● **Records to process**:
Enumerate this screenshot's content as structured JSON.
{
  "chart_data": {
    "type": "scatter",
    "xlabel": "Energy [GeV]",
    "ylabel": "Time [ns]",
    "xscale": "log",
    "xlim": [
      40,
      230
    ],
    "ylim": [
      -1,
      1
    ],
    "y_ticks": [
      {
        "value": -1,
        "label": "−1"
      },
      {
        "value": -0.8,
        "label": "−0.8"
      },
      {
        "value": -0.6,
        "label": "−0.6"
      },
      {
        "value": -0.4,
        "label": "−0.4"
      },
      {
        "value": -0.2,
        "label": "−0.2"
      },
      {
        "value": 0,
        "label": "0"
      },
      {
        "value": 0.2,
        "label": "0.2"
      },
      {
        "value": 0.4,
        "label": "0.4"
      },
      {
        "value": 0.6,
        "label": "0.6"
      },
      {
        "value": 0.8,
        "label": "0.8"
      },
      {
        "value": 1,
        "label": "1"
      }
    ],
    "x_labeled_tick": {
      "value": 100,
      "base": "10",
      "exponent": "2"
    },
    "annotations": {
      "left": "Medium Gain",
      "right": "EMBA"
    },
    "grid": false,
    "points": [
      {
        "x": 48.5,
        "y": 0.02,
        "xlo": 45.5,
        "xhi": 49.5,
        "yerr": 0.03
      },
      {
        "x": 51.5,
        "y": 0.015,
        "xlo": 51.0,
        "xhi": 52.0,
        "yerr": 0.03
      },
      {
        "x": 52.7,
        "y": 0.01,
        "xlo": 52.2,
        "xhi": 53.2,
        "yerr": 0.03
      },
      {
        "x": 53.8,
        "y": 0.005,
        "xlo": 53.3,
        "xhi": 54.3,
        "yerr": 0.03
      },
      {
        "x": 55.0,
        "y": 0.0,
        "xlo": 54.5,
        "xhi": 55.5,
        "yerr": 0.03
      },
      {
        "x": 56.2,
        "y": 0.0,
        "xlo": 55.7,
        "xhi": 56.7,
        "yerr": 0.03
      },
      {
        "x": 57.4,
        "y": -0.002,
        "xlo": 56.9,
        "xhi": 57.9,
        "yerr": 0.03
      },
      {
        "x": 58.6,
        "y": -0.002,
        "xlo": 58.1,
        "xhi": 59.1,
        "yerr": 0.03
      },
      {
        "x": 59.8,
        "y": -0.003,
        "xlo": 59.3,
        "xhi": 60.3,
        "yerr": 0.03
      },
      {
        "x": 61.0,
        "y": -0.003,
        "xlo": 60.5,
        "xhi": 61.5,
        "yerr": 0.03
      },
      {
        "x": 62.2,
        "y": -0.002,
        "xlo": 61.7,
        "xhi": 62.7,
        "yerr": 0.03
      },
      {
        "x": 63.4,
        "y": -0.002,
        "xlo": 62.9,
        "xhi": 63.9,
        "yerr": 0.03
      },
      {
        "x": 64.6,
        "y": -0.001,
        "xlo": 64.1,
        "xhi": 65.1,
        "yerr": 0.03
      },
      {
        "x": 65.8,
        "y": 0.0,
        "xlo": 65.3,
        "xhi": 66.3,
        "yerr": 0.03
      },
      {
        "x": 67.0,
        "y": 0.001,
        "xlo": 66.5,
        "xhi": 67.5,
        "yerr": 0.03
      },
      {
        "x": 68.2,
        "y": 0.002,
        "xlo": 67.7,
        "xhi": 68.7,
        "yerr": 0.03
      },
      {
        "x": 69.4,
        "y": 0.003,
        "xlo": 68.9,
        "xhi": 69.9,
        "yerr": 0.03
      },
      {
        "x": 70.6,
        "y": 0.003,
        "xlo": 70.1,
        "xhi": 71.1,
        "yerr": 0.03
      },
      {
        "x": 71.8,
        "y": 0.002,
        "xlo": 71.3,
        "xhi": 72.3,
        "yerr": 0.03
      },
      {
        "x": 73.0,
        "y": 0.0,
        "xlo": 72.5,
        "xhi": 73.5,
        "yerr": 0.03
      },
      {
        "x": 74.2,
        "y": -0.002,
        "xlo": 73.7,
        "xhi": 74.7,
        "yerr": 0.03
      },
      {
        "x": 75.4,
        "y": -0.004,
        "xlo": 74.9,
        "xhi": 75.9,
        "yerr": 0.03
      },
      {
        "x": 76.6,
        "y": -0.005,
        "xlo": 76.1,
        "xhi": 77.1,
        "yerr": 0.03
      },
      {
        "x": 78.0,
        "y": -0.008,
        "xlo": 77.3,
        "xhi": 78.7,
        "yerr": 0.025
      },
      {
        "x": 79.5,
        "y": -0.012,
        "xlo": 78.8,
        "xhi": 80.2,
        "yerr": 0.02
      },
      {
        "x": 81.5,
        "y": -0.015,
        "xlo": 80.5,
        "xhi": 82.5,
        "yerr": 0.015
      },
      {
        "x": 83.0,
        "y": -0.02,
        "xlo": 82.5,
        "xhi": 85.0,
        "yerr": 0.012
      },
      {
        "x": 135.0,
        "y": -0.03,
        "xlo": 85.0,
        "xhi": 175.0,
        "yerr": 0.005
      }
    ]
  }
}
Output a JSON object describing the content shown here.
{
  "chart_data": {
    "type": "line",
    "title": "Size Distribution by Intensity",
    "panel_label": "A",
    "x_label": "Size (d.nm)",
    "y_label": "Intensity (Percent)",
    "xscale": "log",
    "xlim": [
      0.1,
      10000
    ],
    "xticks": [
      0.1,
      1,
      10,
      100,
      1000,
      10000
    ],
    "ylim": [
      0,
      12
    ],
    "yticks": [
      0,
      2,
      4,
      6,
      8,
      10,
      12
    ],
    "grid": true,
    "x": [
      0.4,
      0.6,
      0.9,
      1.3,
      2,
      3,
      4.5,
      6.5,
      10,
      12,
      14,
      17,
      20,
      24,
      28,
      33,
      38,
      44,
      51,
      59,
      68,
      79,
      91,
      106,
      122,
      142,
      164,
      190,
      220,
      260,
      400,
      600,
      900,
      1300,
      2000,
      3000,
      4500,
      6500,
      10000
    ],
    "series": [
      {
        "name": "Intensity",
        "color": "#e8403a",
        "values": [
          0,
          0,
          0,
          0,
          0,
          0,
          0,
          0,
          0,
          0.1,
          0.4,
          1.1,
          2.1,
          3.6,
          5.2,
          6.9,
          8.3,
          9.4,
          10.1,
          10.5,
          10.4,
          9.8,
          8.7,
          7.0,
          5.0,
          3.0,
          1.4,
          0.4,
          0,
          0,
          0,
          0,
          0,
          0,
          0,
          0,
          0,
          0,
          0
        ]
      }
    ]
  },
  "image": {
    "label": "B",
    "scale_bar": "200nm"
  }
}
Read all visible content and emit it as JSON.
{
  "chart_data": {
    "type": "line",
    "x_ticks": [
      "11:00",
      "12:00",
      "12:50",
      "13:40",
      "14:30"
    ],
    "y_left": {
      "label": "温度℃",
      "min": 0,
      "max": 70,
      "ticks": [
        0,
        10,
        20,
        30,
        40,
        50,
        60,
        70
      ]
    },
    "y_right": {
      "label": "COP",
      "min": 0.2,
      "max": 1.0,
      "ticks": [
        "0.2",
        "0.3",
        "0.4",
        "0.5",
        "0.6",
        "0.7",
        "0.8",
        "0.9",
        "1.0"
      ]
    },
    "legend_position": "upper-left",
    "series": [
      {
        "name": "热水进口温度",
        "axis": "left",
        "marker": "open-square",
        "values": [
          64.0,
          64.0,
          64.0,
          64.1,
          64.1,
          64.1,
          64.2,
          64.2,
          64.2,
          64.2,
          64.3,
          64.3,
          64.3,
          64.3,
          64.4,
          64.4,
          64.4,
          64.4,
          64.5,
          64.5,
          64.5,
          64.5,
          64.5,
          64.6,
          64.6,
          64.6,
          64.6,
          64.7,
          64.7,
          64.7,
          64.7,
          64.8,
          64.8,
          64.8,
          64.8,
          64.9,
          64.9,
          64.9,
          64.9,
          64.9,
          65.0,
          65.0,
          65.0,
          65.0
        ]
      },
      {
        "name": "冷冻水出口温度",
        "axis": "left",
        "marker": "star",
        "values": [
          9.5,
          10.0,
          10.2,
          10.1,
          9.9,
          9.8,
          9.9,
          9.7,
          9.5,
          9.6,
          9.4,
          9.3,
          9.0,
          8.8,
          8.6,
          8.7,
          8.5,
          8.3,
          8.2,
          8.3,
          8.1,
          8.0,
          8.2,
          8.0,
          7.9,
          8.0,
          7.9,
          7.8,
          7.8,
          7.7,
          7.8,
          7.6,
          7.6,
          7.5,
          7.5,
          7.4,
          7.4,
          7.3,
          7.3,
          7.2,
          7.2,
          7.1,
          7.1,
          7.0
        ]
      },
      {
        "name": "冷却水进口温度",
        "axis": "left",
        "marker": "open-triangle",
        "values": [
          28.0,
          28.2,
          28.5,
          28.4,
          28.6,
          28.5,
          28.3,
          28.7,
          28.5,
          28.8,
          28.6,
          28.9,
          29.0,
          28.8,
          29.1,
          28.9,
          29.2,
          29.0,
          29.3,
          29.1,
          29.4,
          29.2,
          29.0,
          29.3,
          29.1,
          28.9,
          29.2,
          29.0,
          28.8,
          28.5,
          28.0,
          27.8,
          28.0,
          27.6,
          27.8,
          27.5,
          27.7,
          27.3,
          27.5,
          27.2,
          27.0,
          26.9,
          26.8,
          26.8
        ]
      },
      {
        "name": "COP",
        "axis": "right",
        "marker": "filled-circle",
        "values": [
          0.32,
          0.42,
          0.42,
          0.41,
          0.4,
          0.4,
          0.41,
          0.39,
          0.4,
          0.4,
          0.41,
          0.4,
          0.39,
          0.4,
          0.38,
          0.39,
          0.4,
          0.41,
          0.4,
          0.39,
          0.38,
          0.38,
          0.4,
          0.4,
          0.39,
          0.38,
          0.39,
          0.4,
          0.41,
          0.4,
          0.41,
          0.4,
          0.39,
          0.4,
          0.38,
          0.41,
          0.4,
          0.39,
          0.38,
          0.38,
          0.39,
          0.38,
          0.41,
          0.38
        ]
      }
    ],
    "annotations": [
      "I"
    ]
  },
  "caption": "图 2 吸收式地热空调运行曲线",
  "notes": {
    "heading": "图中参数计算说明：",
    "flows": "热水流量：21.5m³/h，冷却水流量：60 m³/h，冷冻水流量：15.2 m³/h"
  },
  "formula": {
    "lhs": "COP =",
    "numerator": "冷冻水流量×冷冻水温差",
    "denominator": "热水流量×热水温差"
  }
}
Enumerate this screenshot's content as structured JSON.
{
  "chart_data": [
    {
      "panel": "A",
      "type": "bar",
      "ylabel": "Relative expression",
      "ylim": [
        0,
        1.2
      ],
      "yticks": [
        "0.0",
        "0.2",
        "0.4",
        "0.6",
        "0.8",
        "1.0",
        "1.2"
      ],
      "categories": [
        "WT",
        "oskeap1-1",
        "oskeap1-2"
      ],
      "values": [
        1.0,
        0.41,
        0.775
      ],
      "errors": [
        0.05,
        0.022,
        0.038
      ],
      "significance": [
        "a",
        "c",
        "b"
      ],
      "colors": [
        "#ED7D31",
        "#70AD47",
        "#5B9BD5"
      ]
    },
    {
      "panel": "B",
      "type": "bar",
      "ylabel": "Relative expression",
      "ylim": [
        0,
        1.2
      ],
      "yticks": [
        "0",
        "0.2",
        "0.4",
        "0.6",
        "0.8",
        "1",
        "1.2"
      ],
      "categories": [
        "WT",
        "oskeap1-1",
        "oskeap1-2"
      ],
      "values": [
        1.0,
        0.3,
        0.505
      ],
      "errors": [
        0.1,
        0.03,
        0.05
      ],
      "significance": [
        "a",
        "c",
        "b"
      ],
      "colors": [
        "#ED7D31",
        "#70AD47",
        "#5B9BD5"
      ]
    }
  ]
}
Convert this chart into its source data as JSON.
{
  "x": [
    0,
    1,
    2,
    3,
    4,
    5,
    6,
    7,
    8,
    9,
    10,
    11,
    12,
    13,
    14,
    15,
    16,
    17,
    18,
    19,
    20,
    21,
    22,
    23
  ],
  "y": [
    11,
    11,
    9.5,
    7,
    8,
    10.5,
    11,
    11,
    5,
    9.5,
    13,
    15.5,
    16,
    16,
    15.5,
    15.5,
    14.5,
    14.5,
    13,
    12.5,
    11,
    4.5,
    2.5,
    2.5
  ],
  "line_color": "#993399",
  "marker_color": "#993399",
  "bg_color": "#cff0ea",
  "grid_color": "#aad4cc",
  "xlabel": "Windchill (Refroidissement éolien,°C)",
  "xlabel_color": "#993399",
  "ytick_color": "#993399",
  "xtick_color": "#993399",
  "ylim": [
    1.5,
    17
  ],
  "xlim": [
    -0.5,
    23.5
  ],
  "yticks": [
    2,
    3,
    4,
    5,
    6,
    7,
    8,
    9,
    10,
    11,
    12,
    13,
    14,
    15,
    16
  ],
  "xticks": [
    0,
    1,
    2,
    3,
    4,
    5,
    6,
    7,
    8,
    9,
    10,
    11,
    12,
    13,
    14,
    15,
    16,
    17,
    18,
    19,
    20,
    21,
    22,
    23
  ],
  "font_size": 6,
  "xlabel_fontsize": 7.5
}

● **Objective**: Emit verbatim the lines running from the one with "Convert this chart" through the last line of the data, both endpoints inclusive.

● **Exercise solution**:
Convert this chart into its source data as JSON.
{
  "x": [
    0,
    1,
    2,
    3,
    4,
    5,
    6,
    7,
    8,
    9,
    10,
    11,
    12,
    13,
    14,
    15,
    16,
    17,
    18,
    19,
    20,
    21,
    22,
    23
  ],
  "y": [
    11,
    11,
    9.5,
    7,
    8,
    10.5,
    11,
    11,
    5,
    9.5,
    13,
    15.5,
    16,
    16,
    15.5,
    15.5,
    14.5,
    14.5,
    13,
    12.5,
    11,
    4.5,
    2.5,
    2.5
  ],
  "line_color": "#993399",
  "marker_color": "#993399",
  "bg_color": "#cff0ea",
  "grid_color": "#aad4cc",
  "xlabel": "Windchill (Refroidissement éolien,°C)",
  "xlabel_color": "#993399",
  "ytick_color": "#993399",
  "xtick_color": "#993399",
  "ylim": [
    1.5,
    17
  ],
  "xlim": [
    -0.5,
    23.5
  ],
  "yticks": [
    2,
    3,
    4,
    5,
    6,
    7,
    8,
    9,
    10,
    11,
    12,
    13,
    14,
    15,
    16
  ],
  "xticks": [
    0,
    1,
    2,
    3,
    4,
    5,
    6,
    7,
    8,
    9,
    10,
    11,
    12,
    13,
    14,
    15,
    16,
    17,
    18,
    19,
    20,
    21,
    22,
    23
  ],
  "font_size": 6,
  "xlabel_fontsize": 7.5
}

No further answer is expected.